(Part of a data file)

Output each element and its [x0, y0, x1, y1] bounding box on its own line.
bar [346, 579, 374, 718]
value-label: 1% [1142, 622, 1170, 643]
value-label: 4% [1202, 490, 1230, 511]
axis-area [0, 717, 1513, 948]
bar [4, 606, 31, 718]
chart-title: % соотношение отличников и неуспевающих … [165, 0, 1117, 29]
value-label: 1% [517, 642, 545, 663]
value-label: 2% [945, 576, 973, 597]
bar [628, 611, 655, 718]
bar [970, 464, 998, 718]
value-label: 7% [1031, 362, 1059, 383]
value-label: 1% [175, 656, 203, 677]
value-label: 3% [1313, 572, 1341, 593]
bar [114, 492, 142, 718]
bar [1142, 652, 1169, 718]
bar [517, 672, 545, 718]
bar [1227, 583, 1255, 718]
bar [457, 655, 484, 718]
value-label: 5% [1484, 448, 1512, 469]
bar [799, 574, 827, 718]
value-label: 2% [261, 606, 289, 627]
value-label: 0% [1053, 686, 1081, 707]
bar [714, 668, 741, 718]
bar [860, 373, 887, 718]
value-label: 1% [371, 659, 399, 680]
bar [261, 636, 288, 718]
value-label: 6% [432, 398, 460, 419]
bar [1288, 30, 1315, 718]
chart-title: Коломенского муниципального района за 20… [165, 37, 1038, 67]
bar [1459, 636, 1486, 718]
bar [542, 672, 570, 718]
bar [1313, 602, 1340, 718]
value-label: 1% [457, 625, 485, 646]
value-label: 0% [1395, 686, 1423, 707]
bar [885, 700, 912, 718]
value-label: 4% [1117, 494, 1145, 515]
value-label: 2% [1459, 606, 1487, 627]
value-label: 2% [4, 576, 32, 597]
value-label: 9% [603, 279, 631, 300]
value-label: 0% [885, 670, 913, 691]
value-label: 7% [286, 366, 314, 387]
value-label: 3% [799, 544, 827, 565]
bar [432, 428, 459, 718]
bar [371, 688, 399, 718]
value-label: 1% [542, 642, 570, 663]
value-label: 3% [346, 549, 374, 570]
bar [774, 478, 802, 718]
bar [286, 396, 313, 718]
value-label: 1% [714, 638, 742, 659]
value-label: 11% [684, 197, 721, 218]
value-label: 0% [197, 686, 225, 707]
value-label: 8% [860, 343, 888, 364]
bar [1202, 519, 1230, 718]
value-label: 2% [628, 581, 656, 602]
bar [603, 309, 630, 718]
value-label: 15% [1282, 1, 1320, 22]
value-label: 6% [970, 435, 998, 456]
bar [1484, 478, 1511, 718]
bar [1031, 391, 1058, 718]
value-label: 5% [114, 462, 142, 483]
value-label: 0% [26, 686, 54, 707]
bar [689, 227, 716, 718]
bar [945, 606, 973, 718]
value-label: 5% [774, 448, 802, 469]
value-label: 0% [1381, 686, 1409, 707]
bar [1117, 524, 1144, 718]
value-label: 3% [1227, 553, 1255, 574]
--
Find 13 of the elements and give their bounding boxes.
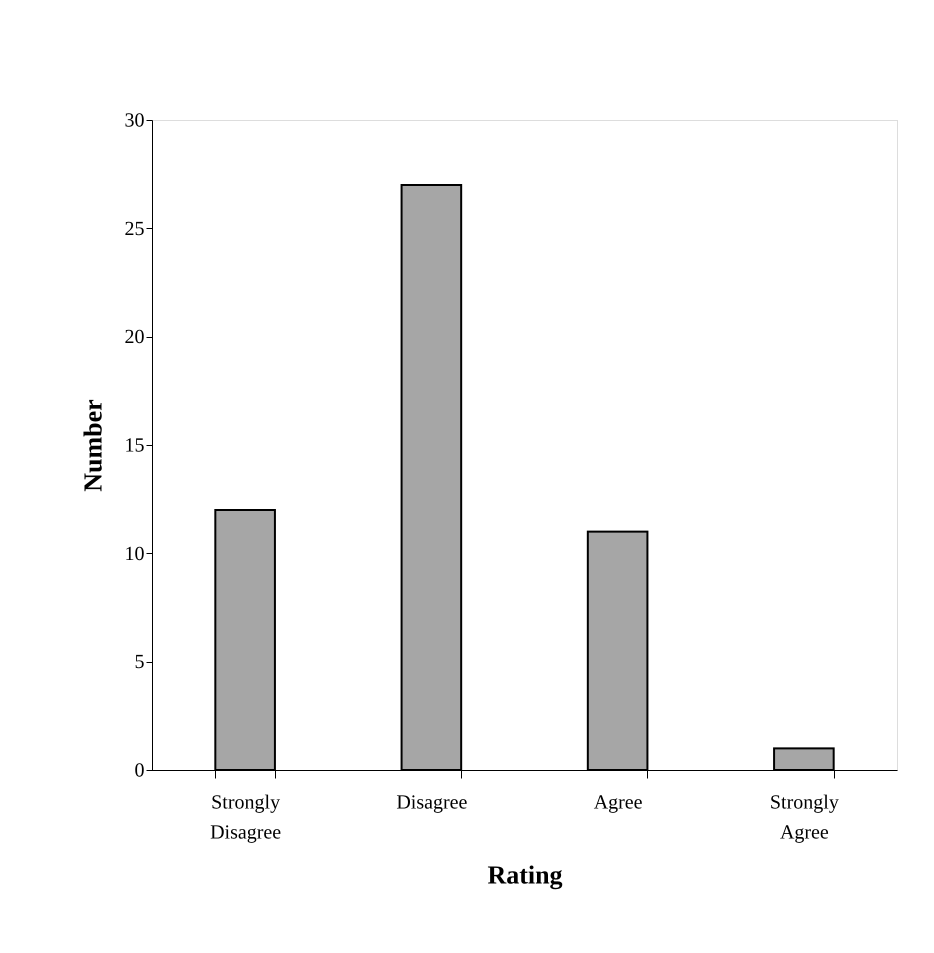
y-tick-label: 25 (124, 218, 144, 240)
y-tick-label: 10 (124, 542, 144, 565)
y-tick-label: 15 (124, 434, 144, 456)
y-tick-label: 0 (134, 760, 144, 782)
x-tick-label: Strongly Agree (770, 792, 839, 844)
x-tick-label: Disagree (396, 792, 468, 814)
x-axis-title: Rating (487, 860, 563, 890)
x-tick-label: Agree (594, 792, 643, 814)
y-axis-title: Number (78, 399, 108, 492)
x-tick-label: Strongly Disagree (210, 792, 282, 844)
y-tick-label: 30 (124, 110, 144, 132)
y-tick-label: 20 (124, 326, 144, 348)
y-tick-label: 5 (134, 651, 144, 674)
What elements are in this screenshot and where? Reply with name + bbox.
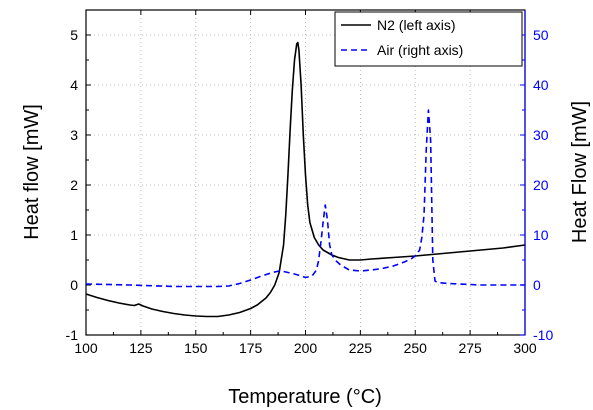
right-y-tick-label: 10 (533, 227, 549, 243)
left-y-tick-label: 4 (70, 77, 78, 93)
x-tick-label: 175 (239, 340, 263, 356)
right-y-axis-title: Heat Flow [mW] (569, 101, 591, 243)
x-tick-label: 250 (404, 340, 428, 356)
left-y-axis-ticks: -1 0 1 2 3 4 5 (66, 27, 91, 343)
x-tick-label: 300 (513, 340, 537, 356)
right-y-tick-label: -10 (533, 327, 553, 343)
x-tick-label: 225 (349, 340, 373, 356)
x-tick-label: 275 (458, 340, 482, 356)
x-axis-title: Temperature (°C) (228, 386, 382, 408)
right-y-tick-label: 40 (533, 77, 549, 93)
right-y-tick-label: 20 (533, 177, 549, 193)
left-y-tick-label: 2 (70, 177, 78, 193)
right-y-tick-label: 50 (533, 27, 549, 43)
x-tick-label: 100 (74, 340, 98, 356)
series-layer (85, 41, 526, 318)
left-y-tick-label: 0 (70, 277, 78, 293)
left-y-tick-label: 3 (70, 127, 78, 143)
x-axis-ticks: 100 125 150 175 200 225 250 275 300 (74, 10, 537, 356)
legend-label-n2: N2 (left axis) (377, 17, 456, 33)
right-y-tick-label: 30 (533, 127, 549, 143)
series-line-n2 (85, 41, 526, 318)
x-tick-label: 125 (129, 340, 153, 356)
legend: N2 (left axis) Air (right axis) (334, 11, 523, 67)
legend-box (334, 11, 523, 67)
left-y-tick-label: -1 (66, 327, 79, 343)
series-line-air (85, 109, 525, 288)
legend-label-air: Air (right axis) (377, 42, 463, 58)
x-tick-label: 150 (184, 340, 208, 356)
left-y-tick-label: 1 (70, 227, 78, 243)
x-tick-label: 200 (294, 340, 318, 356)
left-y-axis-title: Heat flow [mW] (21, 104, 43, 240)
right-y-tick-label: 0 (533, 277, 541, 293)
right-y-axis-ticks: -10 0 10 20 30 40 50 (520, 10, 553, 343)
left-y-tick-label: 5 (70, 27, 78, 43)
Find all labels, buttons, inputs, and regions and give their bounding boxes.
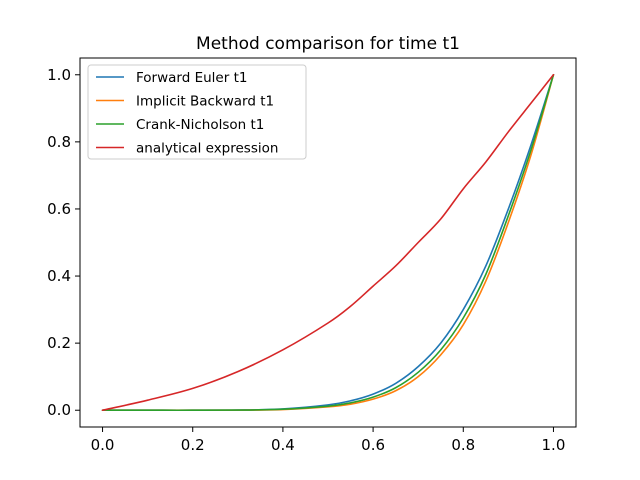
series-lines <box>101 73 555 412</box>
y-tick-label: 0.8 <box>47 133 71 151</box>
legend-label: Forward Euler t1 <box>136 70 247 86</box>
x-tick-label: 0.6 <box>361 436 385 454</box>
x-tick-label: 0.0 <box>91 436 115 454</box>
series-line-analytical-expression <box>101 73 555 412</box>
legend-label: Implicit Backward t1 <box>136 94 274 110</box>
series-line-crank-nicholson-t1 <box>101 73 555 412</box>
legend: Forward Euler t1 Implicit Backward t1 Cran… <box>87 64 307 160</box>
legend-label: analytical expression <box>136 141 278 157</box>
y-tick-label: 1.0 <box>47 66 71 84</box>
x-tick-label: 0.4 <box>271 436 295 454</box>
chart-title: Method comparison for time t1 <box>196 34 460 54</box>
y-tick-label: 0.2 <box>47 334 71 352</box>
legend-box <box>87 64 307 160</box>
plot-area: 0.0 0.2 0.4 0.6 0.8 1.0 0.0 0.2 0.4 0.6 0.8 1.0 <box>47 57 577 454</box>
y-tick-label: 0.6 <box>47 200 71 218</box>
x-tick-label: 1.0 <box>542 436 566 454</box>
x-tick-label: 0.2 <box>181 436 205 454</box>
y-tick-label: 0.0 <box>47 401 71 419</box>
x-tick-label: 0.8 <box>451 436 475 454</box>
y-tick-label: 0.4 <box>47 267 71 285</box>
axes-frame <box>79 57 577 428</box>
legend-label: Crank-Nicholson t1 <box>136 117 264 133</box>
==
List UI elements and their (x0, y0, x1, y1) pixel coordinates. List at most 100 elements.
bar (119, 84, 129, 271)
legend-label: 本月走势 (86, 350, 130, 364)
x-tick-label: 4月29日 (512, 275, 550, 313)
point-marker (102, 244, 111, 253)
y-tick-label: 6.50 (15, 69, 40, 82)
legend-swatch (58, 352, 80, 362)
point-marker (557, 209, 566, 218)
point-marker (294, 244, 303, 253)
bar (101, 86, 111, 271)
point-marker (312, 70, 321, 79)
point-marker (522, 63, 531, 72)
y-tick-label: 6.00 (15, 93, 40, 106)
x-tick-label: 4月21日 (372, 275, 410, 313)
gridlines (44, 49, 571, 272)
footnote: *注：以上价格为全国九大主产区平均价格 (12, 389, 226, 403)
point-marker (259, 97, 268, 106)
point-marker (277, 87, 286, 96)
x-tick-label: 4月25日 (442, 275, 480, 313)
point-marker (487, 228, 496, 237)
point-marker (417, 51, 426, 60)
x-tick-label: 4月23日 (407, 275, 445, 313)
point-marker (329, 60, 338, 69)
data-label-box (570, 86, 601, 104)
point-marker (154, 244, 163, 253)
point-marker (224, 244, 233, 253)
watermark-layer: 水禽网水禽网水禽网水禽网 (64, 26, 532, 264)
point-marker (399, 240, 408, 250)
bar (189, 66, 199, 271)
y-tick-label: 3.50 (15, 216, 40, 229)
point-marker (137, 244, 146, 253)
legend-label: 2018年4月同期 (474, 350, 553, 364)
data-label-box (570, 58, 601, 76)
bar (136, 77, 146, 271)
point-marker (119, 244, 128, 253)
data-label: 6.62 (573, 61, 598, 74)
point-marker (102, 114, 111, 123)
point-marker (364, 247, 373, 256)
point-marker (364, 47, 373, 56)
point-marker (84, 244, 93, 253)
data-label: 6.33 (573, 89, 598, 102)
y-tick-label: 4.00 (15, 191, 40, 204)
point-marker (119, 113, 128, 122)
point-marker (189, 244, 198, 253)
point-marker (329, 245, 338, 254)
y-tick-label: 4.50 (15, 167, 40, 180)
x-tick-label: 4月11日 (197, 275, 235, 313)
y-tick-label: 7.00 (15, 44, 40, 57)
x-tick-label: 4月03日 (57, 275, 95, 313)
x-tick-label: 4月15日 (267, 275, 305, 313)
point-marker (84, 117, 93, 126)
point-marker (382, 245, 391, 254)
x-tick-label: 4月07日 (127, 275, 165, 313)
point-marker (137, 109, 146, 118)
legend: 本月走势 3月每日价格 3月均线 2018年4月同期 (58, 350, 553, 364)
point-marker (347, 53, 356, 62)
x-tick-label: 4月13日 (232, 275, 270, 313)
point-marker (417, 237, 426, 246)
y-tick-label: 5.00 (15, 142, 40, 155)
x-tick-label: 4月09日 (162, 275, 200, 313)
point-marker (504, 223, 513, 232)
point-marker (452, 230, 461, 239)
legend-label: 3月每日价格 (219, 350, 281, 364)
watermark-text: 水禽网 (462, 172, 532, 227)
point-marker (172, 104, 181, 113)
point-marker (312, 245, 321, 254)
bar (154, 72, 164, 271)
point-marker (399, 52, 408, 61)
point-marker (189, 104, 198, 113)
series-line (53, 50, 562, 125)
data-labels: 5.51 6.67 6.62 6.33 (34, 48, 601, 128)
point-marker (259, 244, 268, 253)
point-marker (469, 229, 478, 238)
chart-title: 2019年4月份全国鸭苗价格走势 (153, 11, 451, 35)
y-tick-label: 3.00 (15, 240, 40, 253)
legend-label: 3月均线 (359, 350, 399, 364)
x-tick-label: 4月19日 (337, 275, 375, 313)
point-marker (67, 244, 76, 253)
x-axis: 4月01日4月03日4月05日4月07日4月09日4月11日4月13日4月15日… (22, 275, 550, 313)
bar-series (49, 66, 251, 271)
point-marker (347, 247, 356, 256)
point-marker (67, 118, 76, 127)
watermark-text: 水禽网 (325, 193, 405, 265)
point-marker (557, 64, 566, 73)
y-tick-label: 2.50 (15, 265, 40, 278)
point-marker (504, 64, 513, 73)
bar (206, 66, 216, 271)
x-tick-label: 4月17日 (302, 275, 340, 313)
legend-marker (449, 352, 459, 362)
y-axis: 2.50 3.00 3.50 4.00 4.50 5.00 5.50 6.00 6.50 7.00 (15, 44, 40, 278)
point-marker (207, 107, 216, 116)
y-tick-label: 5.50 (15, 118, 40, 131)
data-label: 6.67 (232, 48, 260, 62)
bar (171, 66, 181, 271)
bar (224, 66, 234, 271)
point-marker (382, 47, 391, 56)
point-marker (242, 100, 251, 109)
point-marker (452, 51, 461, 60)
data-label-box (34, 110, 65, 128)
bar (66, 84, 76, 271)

→ **Exercise requirements**: Copy out the lines of the data file unchanged, from the line containing "Output each element" through the line containing "value-label: 2% [628, 581, 656, 602]".

→ **The reply**:
Output each element and its [x0, y0, x1, y1] bounding box on its own line.
bar [346, 579, 374, 718]
value-label: 1% [1142, 622, 1170, 643]
value-label: 4% [1202, 490, 1230, 511]
axis-area [0, 717, 1513, 948]
bar [4, 606, 31, 718]
chart-title: % соотношение отличников и неуспевающих … [165, 0, 1117, 29]
value-label: 1% [517, 642, 545, 663]
value-label: 2% [945, 576, 973, 597]
bar [628, 611, 655, 718]
bar [970, 464, 998, 718]
value-label: 7% [1031, 362, 1059, 383]
value-label: 1% [175, 656, 203, 677]
value-label: 3% [1313, 572, 1341, 593]
bar [114, 492, 142, 718]
bar [1142, 652, 1169, 718]
bar [517, 672, 545, 718]
bar [1227, 583, 1255, 718]
bar [457, 655, 484, 718]
value-label: 5% [1484, 448, 1512, 469]
bar [799, 574, 827, 718]
value-label: 2% [261, 606, 289, 627]
value-label: 0% [1053, 686, 1081, 707]
bar [714, 668, 741, 718]
bar [860, 373, 887, 718]
value-label: 1% [371, 659, 399, 680]
bar [261, 636, 288, 718]
value-label: 6% [432, 398, 460, 419]
bar [1288, 30, 1315, 718]
chart-title: Коломенского муниципального района за 20… [165, 37, 1038, 67]
bar [1459, 636, 1486, 718]
bar [542, 672, 570, 718]
bar [1313, 602, 1340, 718]
value-label: 1% [457, 625, 485, 646]
value-label: 0% [1395, 686, 1423, 707]
bar [885, 700, 912, 718]
value-label: 4% [1117, 494, 1145, 515]
value-label: 2% [1459, 606, 1487, 627]
value-label: 2% [4, 576, 32, 597]
value-label: 9% [603, 279, 631, 300]
value-label: 0% [885, 670, 913, 691]
value-label: 7% [286, 366, 314, 387]
value-label: 3% [799, 544, 827, 565]
bar [432, 428, 459, 718]
bar [371, 688, 399, 718]
value-label: 1% [542, 642, 570, 663]
value-label: 3% [346, 549, 374, 570]
bar [774, 478, 802, 718]
bar [286, 396, 313, 718]
value-label: 1% [714, 638, 742, 659]
value-label: 11% [684, 197, 721, 218]
value-label: 0% [197, 686, 225, 707]
value-label: 8% [860, 343, 888, 364]
bar [1202, 519, 1230, 718]
value-label: 2% [628, 581, 656, 602]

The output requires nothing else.